**SOURCE DATA**

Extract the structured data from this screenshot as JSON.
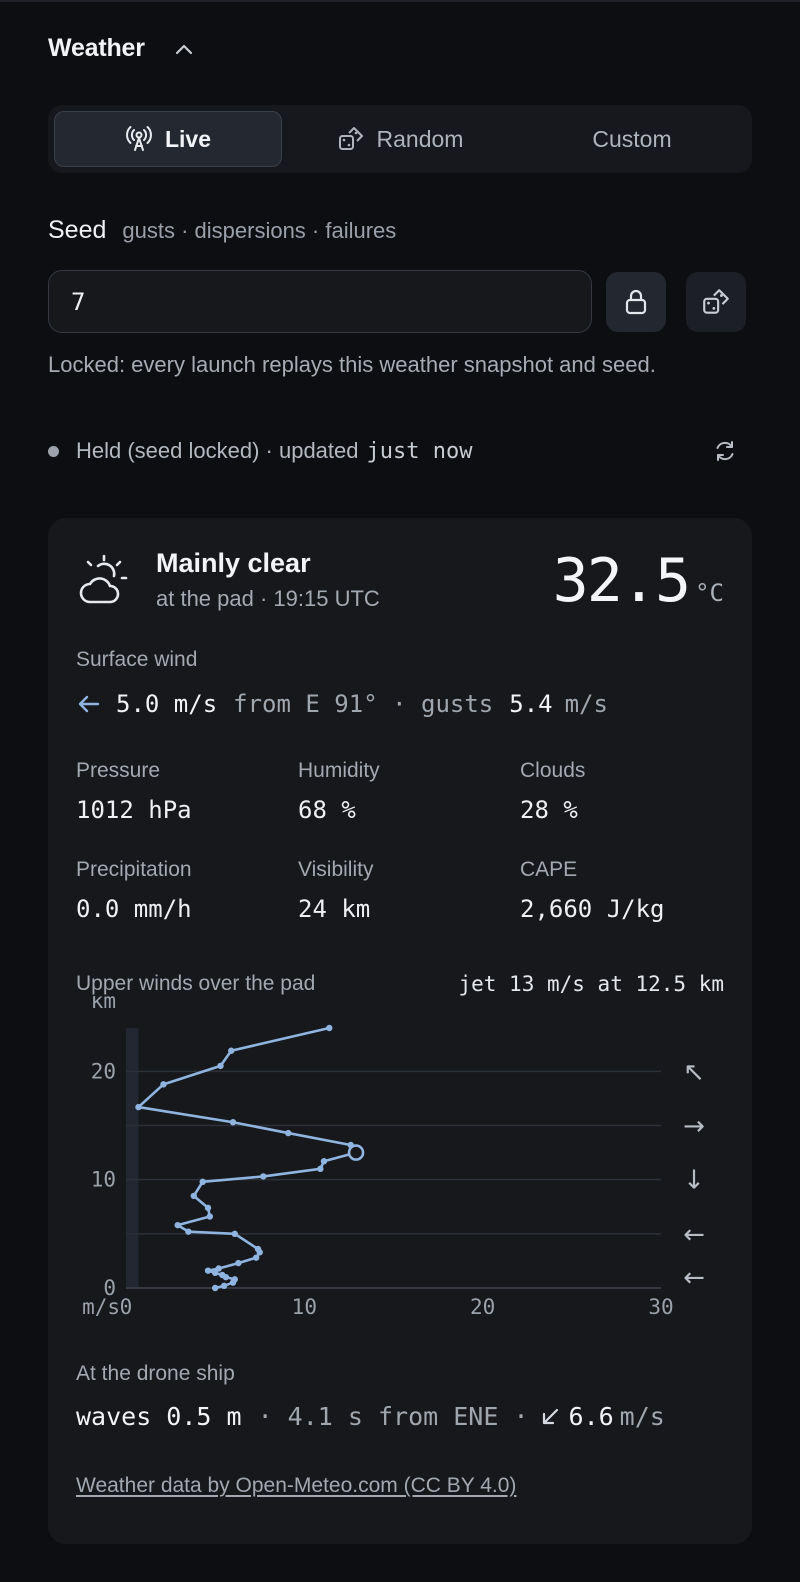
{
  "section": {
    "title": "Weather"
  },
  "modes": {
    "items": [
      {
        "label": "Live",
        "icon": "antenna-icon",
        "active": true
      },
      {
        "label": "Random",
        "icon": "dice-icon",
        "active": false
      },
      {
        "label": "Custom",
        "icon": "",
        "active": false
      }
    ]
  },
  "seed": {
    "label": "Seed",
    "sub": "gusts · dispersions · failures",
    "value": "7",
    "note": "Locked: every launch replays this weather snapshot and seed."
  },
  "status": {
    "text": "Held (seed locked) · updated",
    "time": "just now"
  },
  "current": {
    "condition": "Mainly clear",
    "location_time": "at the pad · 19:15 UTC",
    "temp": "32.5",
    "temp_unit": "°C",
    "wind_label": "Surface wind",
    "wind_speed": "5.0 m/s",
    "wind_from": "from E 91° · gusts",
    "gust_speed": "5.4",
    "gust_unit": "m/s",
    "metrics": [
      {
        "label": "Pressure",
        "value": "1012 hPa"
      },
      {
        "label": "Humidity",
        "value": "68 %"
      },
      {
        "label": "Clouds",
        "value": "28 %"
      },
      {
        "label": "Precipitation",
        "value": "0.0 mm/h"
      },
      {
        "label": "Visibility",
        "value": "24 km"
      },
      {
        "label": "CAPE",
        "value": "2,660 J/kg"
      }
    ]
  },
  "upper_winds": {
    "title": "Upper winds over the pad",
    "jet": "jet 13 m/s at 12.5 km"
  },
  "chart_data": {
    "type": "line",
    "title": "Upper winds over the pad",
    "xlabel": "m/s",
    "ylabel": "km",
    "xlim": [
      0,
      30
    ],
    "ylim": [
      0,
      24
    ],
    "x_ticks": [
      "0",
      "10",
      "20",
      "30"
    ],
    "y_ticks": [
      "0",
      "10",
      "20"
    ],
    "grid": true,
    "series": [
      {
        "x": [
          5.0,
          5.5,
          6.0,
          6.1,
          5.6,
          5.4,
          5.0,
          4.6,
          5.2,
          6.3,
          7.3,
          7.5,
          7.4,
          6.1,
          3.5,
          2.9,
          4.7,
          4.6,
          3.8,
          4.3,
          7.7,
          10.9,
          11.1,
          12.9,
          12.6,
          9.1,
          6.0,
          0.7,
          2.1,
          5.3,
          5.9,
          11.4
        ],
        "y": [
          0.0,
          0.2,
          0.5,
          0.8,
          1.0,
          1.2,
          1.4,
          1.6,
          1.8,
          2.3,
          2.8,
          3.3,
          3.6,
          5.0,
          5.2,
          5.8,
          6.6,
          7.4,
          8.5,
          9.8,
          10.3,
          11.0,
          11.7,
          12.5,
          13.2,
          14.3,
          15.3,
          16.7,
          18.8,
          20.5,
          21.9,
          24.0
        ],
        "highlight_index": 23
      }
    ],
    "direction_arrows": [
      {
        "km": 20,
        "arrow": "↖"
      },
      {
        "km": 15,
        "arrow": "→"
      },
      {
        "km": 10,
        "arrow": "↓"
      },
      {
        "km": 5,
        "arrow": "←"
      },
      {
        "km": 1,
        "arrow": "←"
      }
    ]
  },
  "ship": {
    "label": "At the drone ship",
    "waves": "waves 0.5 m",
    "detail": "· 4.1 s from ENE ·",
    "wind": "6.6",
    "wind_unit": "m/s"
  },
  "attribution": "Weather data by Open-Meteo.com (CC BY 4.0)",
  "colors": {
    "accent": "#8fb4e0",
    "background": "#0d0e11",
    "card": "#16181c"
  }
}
--
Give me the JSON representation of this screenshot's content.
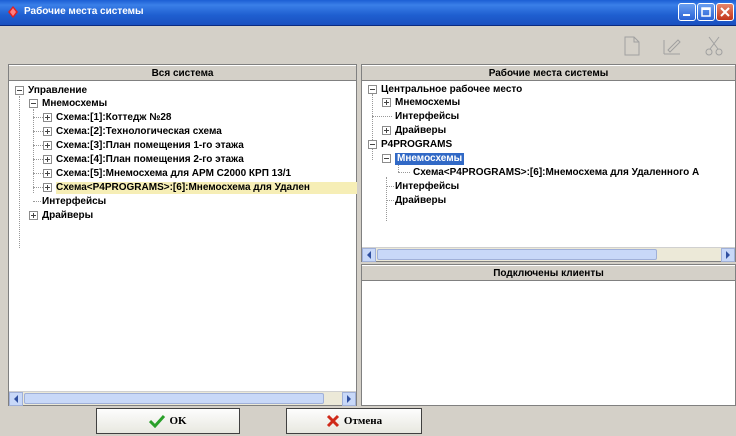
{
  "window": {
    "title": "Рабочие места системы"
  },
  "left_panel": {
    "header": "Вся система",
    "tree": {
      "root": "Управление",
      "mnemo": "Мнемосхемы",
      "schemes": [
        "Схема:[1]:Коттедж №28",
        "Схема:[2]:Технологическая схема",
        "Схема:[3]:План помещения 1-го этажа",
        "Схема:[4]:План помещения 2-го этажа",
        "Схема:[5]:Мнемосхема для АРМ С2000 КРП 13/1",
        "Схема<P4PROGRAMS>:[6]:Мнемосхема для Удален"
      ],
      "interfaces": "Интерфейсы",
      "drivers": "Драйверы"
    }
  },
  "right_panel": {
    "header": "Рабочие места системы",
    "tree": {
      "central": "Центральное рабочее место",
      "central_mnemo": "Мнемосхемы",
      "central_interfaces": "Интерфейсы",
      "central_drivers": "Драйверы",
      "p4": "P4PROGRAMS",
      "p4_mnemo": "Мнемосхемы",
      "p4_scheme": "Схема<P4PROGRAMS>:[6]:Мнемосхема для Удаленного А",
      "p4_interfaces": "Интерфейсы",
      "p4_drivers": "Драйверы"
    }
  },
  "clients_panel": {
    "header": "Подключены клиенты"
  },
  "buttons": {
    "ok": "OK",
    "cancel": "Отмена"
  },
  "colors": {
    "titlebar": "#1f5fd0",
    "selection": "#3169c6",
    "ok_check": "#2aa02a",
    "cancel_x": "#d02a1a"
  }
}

**GOAL**
Report the count of lines in the entries that contain the string "Мнемосхема", and nothing besides it.

**CORRECT ANSWER**
3